| Input rows |
****************************************

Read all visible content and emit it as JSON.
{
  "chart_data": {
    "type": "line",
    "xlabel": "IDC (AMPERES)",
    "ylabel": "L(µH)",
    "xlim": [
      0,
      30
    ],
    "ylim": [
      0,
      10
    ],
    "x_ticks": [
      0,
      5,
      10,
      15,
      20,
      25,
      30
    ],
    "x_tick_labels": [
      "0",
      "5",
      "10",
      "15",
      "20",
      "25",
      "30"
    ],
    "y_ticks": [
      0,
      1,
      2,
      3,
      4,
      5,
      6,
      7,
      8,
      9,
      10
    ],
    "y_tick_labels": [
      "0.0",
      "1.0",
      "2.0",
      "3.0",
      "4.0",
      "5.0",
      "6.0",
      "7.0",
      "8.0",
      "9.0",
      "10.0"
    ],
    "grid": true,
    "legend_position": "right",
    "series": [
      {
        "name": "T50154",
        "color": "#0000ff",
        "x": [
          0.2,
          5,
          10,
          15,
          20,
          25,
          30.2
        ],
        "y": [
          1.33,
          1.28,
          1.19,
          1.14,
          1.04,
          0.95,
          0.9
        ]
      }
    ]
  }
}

****************************************

| Prompt |
Output every entry shown above, exactly.

| Result |
Read all visible content and emit it as JSON.
{
  "chart_data": {
    "type": "line",
    "xlabel": "IDC (AMPERES)",
    "ylabel": "L(µH)",
    "xlim": [
      0,
      30
    ],
    "ylim": [
      0,
      10
    ],
    "x_ticks": [
      0,
      5,
      10,
      15,
      20,
      25,
      30
    ],
    "x_tick_labels": [
      "0",
      "5",
      "10",
      "15",
      "20",
      "25",
      "30"
    ],
    "y_ticks": [
      0,
      1,
      2,
      3,
      4,
      5,
      6,
      7,
      8,
      9,
      10
    ],
    "y_tick_labels": [
      "0.0",
      "1.0",
      "2.0",
      "3.0",
      "4.0",
      "5.0",
      "6.0",
      "7.0",
      "8.0",
      "9.0",
      "10.0"
    ],
    "grid": true,
    "legend_position": "right",
    "series": [
      {
        "name": "T50154",
        "color": "#0000ff",
        "x": [
          0.2,
          5,
          10,
          15,
          20,
          25,
          30.2
        ],
        "y": [
          1.33,
          1.28,
          1.19,
          1.14,
          1.04,
          0.95,
          0.9
        ]
      }
    ]
  }
}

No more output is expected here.